(Records from a data collection)
"""
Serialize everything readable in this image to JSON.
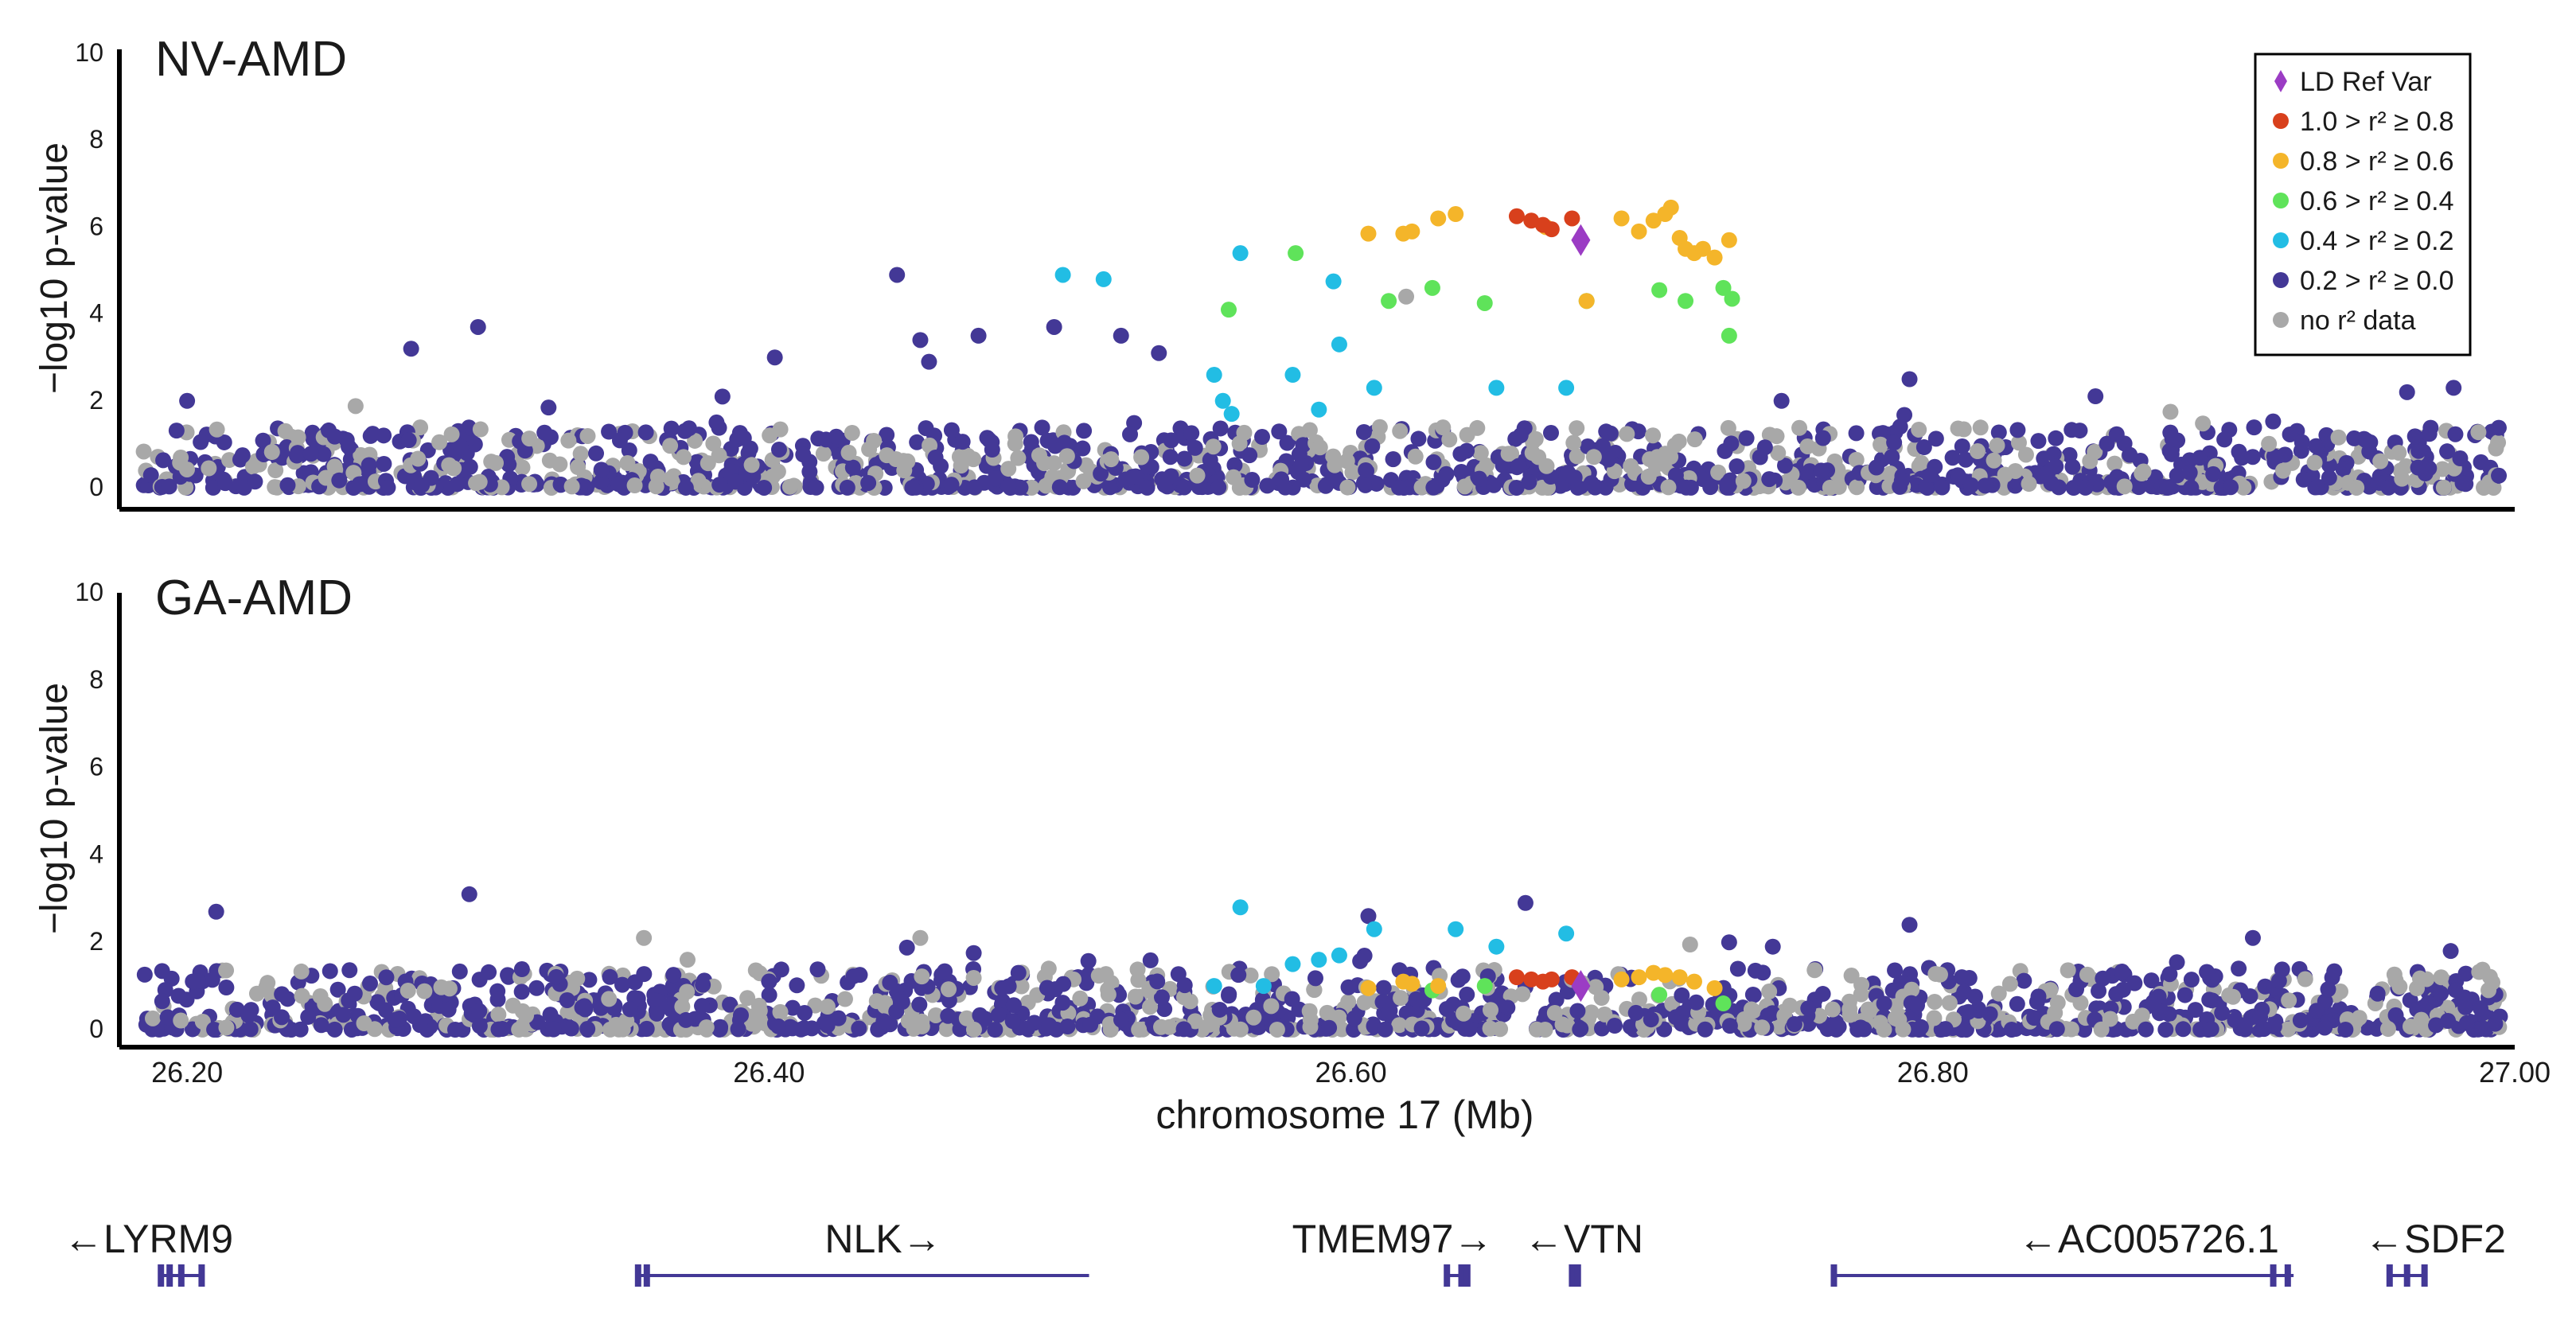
{
  "chart_data": {
    "type": "scatter",
    "x_axis": {
      "label": "chromosome 17 (Mb)",
      "range": [
        26.18,
        27.0
      ],
      "ticks": [
        26.2,
        26.4,
        26.6,
        26.8,
        27.0
      ],
      "tick_labels": [
        "26.20",
        "26.40",
        "26.60",
        "26.80",
        "27.00"
      ]
    },
    "legend": {
      "position": "top-right",
      "entries": [
        {
          "key": "ref",
          "label": "LD Ref Var",
          "color": "#9b3cc4",
          "shape": "diamond"
        },
        {
          "key": "r08",
          "label": "1.0 > r² ≥ 0.8",
          "color": "#d8401c",
          "shape": "circle"
        },
        {
          "key": "r06",
          "label": "0.8 > r² ≥ 0.6",
          "color": "#f4b52a",
          "shape": "circle"
        },
        {
          "key": "r04",
          "label": "0.6 > r² ≥ 0.4",
          "color": "#5fe35a",
          "shape": "circle"
        },
        {
          "key": "r02",
          "label": "0.4 > r² ≥ 0.2",
          "color": "#22bde4",
          "shape": "circle"
        },
        {
          "key": "r00",
          "label": "0.2 > r² ≥ 0.0",
          "color": "#433896",
          "shape": "circle"
        },
        {
          "key": "na",
          "label": "no r² data",
          "color": "#a8a8a8",
          "shape": "circle"
        }
      ]
    },
    "panels": [
      {
        "title": "NV-AMD",
        "ylabel": "−log10 p-value",
        "ylim": [
          0,
          10
        ],
        "yticks": [
          0,
          2,
          4,
          6,
          8,
          10
        ],
        "highlighted_points": {
          "ref": [
            [
              26.679,
              5.7
            ]
          ],
          "r08": [
            [
              26.657,
              6.25
            ],
            [
              26.662,
              6.15
            ],
            [
              26.666,
              6.05
            ],
            [
              26.669,
              5.95
            ],
            [
              26.676,
              6.2
            ]
          ],
          "r06": [
            [
              26.621,
              5.9
            ],
            [
              26.63,
              6.2
            ],
            [
              26.636,
              6.3
            ],
            [
              26.667,
              6.0
            ],
            [
              26.693,
              6.2
            ],
            [
              26.699,
              5.9
            ],
            [
              26.704,
              6.15
            ],
            [
              26.708,
              6.3
            ],
            [
              26.71,
              6.45
            ],
            [
              26.713,
              5.75
            ],
            [
              26.715,
              5.5
            ],
            [
              26.718,
              5.4
            ],
            [
              26.721,
              5.5
            ],
            [
              26.725,
              5.3
            ],
            [
              26.73,
              5.7
            ],
            [
              26.606,
              5.85
            ],
            [
              26.618,
              5.85
            ],
            [
              26.681,
              4.3
            ]
          ],
          "r04": [
            [
              26.558,
              4.1
            ],
            [
              26.581,
              5.4
            ],
            [
              26.613,
              4.3
            ],
            [
              26.628,
              4.6
            ],
            [
              26.646,
              4.25
            ],
            [
              26.681,
              4.3
            ],
            [
              26.706,
              4.55
            ],
            [
              26.715,
              4.3
            ],
            [
              26.728,
              4.6
            ],
            [
              26.731,
              4.35
            ],
            [
              26.73,
              3.5
            ]
          ],
          "r02": [
            [
              26.501,
              4.9
            ],
            [
              26.515,
              4.8
            ],
            [
              26.553,
              2.6
            ],
            [
              26.556,
              2.0
            ],
            [
              26.559,
              1.7
            ],
            [
              26.562,
              5.4
            ],
            [
              26.594,
              4.75
            ],
            [
              26.596,
              3.3
            ],
            [
              26.608,
              2.3
            ],
            [
              26.65,
              2.3
            ],
            [
              26.674,
              2.3
            ],
            [
              26.589,
              1.8
            ],
            [
              26.58,
              2.6
            ]
          ],
          "na": [
            [
              26.619,
              4.4
            ]
          ]
        },
        "notable_purple_points": [
          [
            26.444,
            4.9
          ],
          [
            26.402,
            3.0
          ],
          [
            26.384,
            2.1
          ],
          [
            26.498,
            3.7
          ],
          [
            26.521,
            3.5
          ],
          [
            26.534,
            3.1
          ],
          [
            26.472,
            3.5
          ],
          [
            26.3,
            3.7
          ],
          [
            26.277,
            3.2
          ],
          [
            26.452,
            3.4
          ],
          [
            26.455,
            2.9
          ],
          [
            26.792,
            2.5
          ],
          [
            26.748,
            2.0
          ],
          [
            26.963,
            2.2
          ],
          [
            26.979,
            2.3
          ],
          [
            26.2,
            2.0
          ]
        ]
      },
      {
        "title": "GA-AMD",
        "ylabel": "−log10 p-value",
        "ylim": [
          0,
          10
        ],
        "yticks": [
          0,
          2,
          4,
          6,
          8,
          10
        ],
        "highlighted_points": {
          "ref": [
            [
              26.679,
              1.0
            ]
          ],
          "r08": [
            [
              26.657,
              1.2
            ],
            [
              26.662,
              1.15
            ],
            [
              26.666,
              1.1
            ],
            [
              26.669,
              1.15
            ],
            [
              26.676,
              1.2
            ]
          ],
          "r06": [
            [
              26.606,
              0.95
            ],
            [
              26.618,
              1.1
            ],
            [
              26.621,
              1.05
            ],
            [
              26.63,
              1.0
            ],
            [
              26.693,
              1.15
            ],
            [
              26.699,
              1.2
            ],
            [
              26.704,
              1.3
            ],
            [
              26.708,
              1.25
            ],
            [
              26.713,
              1.2
            ],
            [
              26.718,
              1.1
            ],
            [
              26.725,
              0.95
            ]
          ],
          "r04": [
            [
              26.628,
              0.9
            ],
            [
              26.646,
              1.0
            ],
            [
              26.706,
              0.8
            ],
            [
              26.728,
              0.6
            ]
          ],
          "r02": [
            [
              26.562,
              2.8
            ],
            [
              26.589,
              1.6
            ],
            [
              26.596,
              1.7
            ],
            [
              26.608,
              2.3
            ],
            [
              26.636,
              2.3
            ],
            [
              26.65,
              1.9
            ],
            [
              26.674,
              2.2
            ],
            [
              26.58,
              1.5
            ],
            [
              26.553,
              1.0
            ],
            [
              26.57,
              1.0
            ]
          ],
          "na": [
            [
              26.357,
              2.1
            ],
            [
              26.372,
              1.6
            ],
            [
              26.452,
              2.1
            ]
          ]
        },
        "notable_purple_points": [
          [
            26.297,
            3.1
          ],
          [
            26.21,
            2.7
          ],
          [
            26.606,
            2.6
          ],
          [
            26.66,
            2.9
          ],
          [
            26.792,
            2.4
          ],
          [
            26.91,
            2.1
          ],
          [
            26.978,
            1.8
          ],
          [
            26.73,
            2.0
          ],
          [
            26.745,
            1.9
          ]
        ]
      }
    ],
    "genes": [
      {
        "name": "←LYRM9",
        "start": 26.19,
        "end": 26.205,
        "exons": [
          26.191,
          26.194,
          26.198,
          26.205
        ]
      },
      {
        "name": "NLK→",
        "start": 26.355,
        "end": 26.51,
        "exons": [
          26.355,
          26.358
        ]
      },
      {
        "name": "TMEM97→",
        "start": 26.632,
        "end": 26.641,
        "exons": [
          26.633,
          26.638,
          26.64
        ]
      },
      {
        "name": "←VTN",
        "start": 26.675,
        "end": 26.679,
        "exons": [
          26.676,
          26.678
        ]
      },
      {
        "name": "←AC005726.1",
        "start": 26.766,
        "end": 26.924,
        "exons": [
          26.766,
          26.917,
          26.922
        ]
      },
      {
        "name": "←SDF2",
        "start": 26.957,
        "end": 26.97,
        "exons": [
          26.957,
          26.963,
          26.969
        ]
      }
    ]
  }
}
"""
=== What you will do ===
Would you set down the records exactly, with no pictures included?

=== Task result ===
Serialize everything readable in this image to JSON.
{
  "chart_data": {
    "type": "scatter",
    "x_axis": {
      "label": "chromosome 17 (Mb)",
      "range": [
        26.18,
        27.0
      ],
      "ticks": [
        26.2,
        26.4,
        26.6,
        26.8,
        27.0
      ],
      "tick_labels": [
        "26.20",
        "26.40",
        "26.60",
        "26.80",
        "27.00"
      ]
    },
    "legend": {
      "position": "top-right",
      "entries": [
        {
          "key": "ref",
          "label": "LD Ref Var",
          "color": "#9b3cc4",
          "shape": "diamond"
        },
        {
          "key": "r08",
          "label": "1.0 > r² ≥ 0.8",
          "color": "#d8401c",
          "shape": "circle"
        },
        {
          "key": "r06",
          "label": "0.8 > r² ≥ 0.6",
          "color": "#f4b52a",
          "shape": "circle"
        },
        {
          "key": "r04",
          "label": "0.6 > r² ≥ 0.4",
          "color": "#5fe35a",
          "shape": "circle"
        },
        {
          "key": "r02",
          "label": "0.4 > r² ≥ 0.2",
          "color": "#22bde4",
          "shape": "circle"
        },
        {
          "key": "r00",
          "label": "0.2 > r² ≥ 0.0",
          "color": "#433896",
          "shape": "circle"
        },
        {
          "key": "na",
          "label": "no r² data",
          "color": "#a8a8a8",
          "shape": "circle"
        }
      ]
    },
    "panels": [
      {
        "title": "NV-AMD",
        "ylabel": "−log10 p-value",
        "ylim": [
          0,
          10
        ],
        "yticks": [
          0,
          2,
          4,
          6,
          8,
          10
        ],
        "highlighted_points": {
          "ref": [
            [
              26.679,
              5.7
            ]
          ],
          "r08": [
            [
              26.657,
              6.25
            ],
            [
              26.662,
              6.15
            ],
            [
              26.666,
              6.05
            ],
            [
              26.669,
              5.95
            ],
            [
              26.676,
              6.2
            ]
          ],
          "r06": [
            [
              26.621,
              5.9
            ],
            [
              26.63,
              6.2
            ],
            [
              26.636,
              6.3
            ],
            [
              26.667,
              6.0
            ],
            [
              26.693,
              6.2
            ],
            [
              26.699,
              5.9
            ],
            [
              26.704,
              6.15
            ],
            [
              26.708,
              6.3
            ],
            [
              26.71,
              6.45
            ],
            [
              26.713,
              5.75
            ],
            [
              26.715,
              5.5
            ],
            [
              26.718,
              5.4
            ],
            [
              26.721,
              5.5
            ],
            [
              26.725,
              5.3
            ],
            [
              26.73,
              5.7
            ],
            [
              26.606,
              5.85
            ],
            [
              26.618,
              5.85
            ],
            [
              26.681,
              4.3
            ]
          ],
          "r04": [
            [
              26.558,
              4.1
            ],
            [
              26.581,
              5.4
            ],
            [
              26.613,
              4.3
            ],
            [
              26.628,
              4.6
            ],
            [
              26.646,
              4.25
            ],
            [
              26.681,
              4.3
            ],
            [
              26.706,
              4.55
            ],
            [
              26.715,
              4.3
            ],
            [
              26.728,
              4.6
            ],
            [
              26.731,
              4.35
            ],
            [
              26.73,
              3.5
            ]
          ],
          "r02": [
            [
              26.501,
              4.9
            ],
            [
              26.515,
              4.8
            ],
            [
              26.553,
              2.6
            ],
            [
              26.556,
              2.0
            ],
            [
              26.559,
              1.7
            ],
            [
              26.562,
              5.4
            ],
            [
              26.594,
              4.75
            ],
            [
              26.596,
              3.3
            ],
            [
              26.608,
              2.3
            ],
            [
              26.65,
              2.3
            ],
            [
              26.674,
              2.3
            ],
            [
              26.589,
              1.8
            ],
            [
              26.58,
              2.6
            ]
          ],
          "na": [
            [
              26.619,
              4.4
            ]
          ]
        },
        "notable_purple_points": [
          [
            26.444,
            4.9
          ],
          [
            26.402,
            3.0
          ],
          [
            26.384,
            2.1
          ],
          [
            26.498,
            3.7
          ],
          [
            26.521,
            3.5
          ],
          [
            26.534,
            3.1
          ],
          [
            26.472,
            3.5
          ],
          [
            26.3,
            3.7
          ],
          [
            26.277,
            3.2
          ],
          [
            26.452,
            3.4
          ],
          [
            26.455,
            2.9
          ],
          [
            26.792,
            2.5
          ],
          [
            26.748,
            2.0
          ],
          [
            26.963,
            2.2
          ],
          [
            26.979,
            2.3
          ],
          [
            26.2,
            2.0
          ]
        ]
      },
      {
        "title": "GA-AMD",
        "ylabel": "−log10 p-value",
        "ylim": [
          0,
          10
        ],
        "yticks": [
          0,
          2,
          4,
          6,
          8,
          10
        ],
        "highlighted_points": {
          "ref": [
            [
              26.679,
              1.0
            ]
          ],
          "r08": [
            [
              26.657,
              1.2
            ],
            [
              26.662,
              1.15
            ],
            [
              26.666,
              1.1
            ],
            [
              26.669,
              1.15
            ],
            [
              26.676,
              1.2
            ]
          ],
          "r06": [
            [
              26.606,
              0.95
            ],
            [
              26.618,
              1.1
            ],
            [
              26.621,
              1.05
            ],
            [
              26.63,
              1.0
            ],
            [
              26.693,
              1.15
            ],
            [
              26.699,
              1.2
            ],
            [
              26.704,
              1.3
            ],
            [
              26.708,
              1.25
            ],
            [
              26.713,
              1.2
            ],
            [
              26.718,
              1.1
            ],
            [
              26.725,
              0.95
            ]
          ],
          "r04": [
            [
              26.628,
              0.9
            ],
            [
              26.646,
              1.0
            ],
            [
              26.706,
              0.8
            ],
            [
              26.728,
              0.6
            ]
          ],
          "r02": [
            [
              26.562,
              2.8
            ],
            [
              26.589,
              1.6
            ],
            [
              26.596,
              1.7
            ],
            [
              26.608,
              2.3
            ],
            [
              26.636,
              2.3
            ],
            [
              26.65,
              1.9
            ],
            [
              26.674,
              2.2
            ],
            [
              26.58,
              1.5
            ],
            [
              26.553,
              1.0
            ],
            [
              26.57,
              1.0
            ]
          ],
          "na": [
            [
              26.357,
              2.1
            ],
            [
              26.372,
              1.6
            ],
            [
              26.452,
              2.1
            ]
          ]
        },
        "notable_purple_points": [
          [
            26.297,
            3.1
          ],
          [
            26.21,
            2.7
          ],
          [
            26.606,
            2.6
          ],
          [
            26.66,
            2.9
          ],
          [
            26.792,
            2.4
          ],
          [
            26.91,
            2.1
          ],
          [
            26.978,
            1.8
          ],
          [
            26.73,
            2.0
          ],
          [
            26.745,
            1.9
          ]
        ]
      }
    ],
    "genes": [
      {
        "name": "←LYRM9",
        "start": 26.19,
        "end": 26.205,
        "exons": [
          26.191,
          26.194,
          26.198,
          26.205
        ]
      },
      {
        "name": "NLK→",
        "start": 26.355,
        "end": 26.51,
        "exons": [
          26.355,
          26.358
        ]
      },
      {
        "name": "TMEM97→",
        "start": 26.632,
        "end": 26.641,
        "exons": [
          26.633,
          26.638,
          26.64
        ]
      },
      {
        "name": "←VTN",
        "start": 26.675,
        "end": 26.679,
        "exons": [
          26.676,
          26.678
        ]
      },
      {
        "name": "←AC005726.1",
        "start": 26.766,
        "end": 26.924,
        "exons": [
          26.766,
          26.917,
          26.922
        ]
      },
      {
        "name": "←SDF2",
        "start": 26.957,
        "end": 26.97,
        "exons": [
          26.957,
          26.963,
          26.969
        ]
      }
    ]
  }
}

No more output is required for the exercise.